AIM -
State only the number of lines that contain the string "Wildlachsfilet".

RECORD EXTRACTS -
----
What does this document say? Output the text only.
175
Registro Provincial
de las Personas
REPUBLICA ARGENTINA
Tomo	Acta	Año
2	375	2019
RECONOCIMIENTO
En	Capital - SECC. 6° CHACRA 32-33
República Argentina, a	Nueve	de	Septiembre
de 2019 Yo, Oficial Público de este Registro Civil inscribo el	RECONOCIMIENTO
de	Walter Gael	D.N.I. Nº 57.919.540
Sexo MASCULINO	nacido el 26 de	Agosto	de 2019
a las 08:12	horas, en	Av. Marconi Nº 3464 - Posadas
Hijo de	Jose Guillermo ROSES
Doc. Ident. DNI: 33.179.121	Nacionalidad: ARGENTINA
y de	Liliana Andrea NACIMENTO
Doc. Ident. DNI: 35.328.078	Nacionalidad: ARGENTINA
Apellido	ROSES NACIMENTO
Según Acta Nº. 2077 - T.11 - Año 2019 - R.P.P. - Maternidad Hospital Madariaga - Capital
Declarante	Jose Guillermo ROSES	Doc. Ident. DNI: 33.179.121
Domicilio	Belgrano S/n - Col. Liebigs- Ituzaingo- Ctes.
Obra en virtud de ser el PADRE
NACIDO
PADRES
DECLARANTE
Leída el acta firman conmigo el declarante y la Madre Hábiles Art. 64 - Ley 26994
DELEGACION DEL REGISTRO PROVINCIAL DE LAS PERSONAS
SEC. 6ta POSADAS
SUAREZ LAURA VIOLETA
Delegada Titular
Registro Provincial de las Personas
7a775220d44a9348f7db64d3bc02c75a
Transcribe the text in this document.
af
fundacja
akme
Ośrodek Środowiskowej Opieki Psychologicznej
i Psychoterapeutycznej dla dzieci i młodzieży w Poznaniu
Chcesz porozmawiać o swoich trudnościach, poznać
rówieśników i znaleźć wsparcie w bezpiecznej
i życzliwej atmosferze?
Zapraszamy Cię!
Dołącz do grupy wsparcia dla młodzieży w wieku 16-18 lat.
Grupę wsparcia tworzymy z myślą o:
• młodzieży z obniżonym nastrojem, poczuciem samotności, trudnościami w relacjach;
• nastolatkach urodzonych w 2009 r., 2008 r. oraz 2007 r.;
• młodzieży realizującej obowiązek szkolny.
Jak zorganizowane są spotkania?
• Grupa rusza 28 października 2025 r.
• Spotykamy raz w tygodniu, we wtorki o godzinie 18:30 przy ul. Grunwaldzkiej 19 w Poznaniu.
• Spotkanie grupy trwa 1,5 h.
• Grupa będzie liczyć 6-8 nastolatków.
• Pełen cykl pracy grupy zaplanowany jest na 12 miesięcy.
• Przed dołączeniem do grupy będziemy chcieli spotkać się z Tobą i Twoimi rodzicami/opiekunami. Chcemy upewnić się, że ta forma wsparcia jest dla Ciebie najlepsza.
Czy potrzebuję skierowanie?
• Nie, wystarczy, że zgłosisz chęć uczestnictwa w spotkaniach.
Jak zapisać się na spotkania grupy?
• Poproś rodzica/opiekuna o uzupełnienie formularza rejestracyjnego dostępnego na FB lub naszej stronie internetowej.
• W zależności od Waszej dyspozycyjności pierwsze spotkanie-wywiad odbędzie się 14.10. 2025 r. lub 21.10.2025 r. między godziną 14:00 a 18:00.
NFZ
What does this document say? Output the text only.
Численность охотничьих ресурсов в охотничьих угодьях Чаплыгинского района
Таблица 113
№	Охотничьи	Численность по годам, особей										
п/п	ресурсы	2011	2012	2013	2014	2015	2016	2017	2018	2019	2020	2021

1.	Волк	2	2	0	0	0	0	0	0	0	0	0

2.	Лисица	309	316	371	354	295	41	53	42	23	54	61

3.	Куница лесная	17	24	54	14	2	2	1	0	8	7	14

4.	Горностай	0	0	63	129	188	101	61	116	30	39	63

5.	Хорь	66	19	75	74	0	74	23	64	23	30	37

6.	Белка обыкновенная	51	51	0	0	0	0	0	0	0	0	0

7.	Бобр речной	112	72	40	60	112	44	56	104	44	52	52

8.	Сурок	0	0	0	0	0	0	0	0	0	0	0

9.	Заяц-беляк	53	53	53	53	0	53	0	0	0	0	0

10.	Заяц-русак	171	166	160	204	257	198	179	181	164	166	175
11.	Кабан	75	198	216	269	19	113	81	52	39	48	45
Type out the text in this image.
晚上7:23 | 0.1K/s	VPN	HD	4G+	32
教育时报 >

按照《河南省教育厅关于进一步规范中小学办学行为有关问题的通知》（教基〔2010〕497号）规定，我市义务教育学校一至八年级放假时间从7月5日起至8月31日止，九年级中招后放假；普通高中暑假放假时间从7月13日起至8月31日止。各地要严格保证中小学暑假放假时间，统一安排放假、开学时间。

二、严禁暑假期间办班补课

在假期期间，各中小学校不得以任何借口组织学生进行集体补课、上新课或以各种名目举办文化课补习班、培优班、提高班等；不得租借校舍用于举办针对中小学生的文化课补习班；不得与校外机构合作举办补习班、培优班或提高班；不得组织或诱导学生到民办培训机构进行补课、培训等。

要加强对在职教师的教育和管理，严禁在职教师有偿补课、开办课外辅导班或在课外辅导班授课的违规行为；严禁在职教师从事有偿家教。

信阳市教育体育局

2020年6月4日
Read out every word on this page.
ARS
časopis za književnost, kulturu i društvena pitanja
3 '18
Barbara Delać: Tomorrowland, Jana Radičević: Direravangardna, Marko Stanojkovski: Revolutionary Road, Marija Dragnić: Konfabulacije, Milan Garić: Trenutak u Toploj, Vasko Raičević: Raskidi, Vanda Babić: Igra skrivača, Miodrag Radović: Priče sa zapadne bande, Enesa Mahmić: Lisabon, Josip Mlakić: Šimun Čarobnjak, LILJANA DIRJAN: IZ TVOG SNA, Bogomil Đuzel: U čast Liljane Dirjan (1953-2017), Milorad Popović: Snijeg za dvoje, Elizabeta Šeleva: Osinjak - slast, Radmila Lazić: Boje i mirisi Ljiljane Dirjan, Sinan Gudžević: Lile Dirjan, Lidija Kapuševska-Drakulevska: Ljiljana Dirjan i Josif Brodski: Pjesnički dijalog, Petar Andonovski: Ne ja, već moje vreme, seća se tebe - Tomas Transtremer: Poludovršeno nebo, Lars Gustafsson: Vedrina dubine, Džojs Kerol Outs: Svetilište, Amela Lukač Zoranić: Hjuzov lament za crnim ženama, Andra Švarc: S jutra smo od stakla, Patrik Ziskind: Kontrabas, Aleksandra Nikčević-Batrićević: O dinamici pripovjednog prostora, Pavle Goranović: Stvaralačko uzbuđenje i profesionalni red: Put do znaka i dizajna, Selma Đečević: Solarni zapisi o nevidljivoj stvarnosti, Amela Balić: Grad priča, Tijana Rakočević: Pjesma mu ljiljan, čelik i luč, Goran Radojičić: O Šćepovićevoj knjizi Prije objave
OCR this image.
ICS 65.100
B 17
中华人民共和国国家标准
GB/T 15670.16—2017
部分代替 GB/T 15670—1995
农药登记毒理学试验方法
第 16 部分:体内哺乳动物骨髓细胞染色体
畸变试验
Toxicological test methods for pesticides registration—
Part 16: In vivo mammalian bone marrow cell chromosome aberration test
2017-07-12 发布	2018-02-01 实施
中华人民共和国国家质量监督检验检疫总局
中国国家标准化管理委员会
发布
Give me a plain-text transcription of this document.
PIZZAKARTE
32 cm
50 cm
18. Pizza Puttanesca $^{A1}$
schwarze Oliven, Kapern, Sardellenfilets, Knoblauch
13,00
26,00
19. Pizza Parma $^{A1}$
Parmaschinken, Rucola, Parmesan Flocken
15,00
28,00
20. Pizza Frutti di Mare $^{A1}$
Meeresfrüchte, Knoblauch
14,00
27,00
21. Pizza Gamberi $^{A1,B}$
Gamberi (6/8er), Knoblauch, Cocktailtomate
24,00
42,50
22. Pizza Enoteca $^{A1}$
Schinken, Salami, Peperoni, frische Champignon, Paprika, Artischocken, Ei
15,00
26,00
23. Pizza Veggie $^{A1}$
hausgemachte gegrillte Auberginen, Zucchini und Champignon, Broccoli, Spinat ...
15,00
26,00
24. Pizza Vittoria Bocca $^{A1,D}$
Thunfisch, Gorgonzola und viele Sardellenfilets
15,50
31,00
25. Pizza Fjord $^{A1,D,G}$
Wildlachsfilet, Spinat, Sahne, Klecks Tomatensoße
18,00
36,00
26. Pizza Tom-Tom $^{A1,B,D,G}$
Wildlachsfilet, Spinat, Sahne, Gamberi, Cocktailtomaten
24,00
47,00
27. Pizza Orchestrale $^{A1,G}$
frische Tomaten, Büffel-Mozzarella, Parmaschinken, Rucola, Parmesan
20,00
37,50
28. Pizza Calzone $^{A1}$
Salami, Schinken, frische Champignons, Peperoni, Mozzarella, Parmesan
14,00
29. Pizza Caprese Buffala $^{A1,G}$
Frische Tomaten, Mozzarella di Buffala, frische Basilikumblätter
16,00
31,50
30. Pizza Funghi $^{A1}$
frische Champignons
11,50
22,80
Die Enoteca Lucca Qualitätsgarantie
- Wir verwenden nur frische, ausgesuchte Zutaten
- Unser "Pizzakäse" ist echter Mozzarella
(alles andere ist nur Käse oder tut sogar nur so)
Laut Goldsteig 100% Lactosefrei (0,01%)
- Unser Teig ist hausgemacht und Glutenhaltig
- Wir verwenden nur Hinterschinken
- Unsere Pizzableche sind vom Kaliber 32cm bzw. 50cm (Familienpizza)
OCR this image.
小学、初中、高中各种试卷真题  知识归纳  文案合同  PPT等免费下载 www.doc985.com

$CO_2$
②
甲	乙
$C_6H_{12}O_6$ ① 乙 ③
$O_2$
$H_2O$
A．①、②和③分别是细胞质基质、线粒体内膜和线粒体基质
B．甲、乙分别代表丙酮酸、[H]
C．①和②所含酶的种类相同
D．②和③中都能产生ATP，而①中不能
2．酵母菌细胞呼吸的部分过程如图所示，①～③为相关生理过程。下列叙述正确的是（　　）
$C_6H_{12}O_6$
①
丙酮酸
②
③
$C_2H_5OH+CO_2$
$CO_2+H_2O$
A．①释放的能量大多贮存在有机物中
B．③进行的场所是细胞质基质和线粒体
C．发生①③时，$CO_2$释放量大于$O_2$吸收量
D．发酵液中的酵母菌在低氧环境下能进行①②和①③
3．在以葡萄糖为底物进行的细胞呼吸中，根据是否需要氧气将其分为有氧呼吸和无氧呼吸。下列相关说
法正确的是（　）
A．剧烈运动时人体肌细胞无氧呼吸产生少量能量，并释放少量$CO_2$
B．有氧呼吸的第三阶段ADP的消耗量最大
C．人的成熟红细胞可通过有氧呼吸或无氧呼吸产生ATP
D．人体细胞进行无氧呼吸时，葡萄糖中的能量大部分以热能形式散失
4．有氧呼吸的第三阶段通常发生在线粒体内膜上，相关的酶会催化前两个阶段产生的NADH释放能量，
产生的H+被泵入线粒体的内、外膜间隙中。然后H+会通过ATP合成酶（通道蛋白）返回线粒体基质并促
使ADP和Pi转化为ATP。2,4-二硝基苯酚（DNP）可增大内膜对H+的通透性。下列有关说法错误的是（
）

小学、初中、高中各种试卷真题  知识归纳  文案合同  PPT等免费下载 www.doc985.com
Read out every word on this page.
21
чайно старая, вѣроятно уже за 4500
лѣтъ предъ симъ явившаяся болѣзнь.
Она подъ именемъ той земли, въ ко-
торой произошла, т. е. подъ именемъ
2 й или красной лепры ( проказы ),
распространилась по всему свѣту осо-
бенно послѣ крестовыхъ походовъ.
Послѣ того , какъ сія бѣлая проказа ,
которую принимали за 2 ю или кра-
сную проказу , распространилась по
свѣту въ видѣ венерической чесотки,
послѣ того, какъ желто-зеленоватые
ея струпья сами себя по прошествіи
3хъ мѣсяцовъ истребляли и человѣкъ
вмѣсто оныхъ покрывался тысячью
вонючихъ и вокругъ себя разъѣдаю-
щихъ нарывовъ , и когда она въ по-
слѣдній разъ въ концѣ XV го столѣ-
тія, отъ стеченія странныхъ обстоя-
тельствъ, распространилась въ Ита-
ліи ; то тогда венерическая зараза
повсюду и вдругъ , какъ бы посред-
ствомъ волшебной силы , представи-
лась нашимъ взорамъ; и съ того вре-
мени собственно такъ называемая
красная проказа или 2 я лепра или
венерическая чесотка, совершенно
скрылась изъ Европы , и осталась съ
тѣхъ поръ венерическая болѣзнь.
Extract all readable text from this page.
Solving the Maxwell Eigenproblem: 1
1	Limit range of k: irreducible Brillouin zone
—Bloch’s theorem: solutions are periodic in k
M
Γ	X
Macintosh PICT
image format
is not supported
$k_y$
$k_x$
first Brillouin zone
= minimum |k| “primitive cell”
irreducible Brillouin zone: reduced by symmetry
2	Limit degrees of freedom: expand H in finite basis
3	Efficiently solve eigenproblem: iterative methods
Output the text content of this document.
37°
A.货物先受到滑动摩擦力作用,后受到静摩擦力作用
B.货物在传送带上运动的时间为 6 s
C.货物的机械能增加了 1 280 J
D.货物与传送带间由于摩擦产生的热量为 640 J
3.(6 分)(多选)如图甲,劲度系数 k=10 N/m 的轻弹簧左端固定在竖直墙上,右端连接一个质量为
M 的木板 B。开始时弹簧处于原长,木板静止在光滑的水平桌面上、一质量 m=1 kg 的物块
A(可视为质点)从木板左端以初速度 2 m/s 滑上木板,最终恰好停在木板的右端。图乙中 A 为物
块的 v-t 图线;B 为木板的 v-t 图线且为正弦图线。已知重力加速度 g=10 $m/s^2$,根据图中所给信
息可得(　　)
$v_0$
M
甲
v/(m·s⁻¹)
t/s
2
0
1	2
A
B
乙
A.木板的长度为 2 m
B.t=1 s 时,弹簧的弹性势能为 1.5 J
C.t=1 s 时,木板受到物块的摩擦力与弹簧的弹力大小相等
----
TASK RESPONSE -
2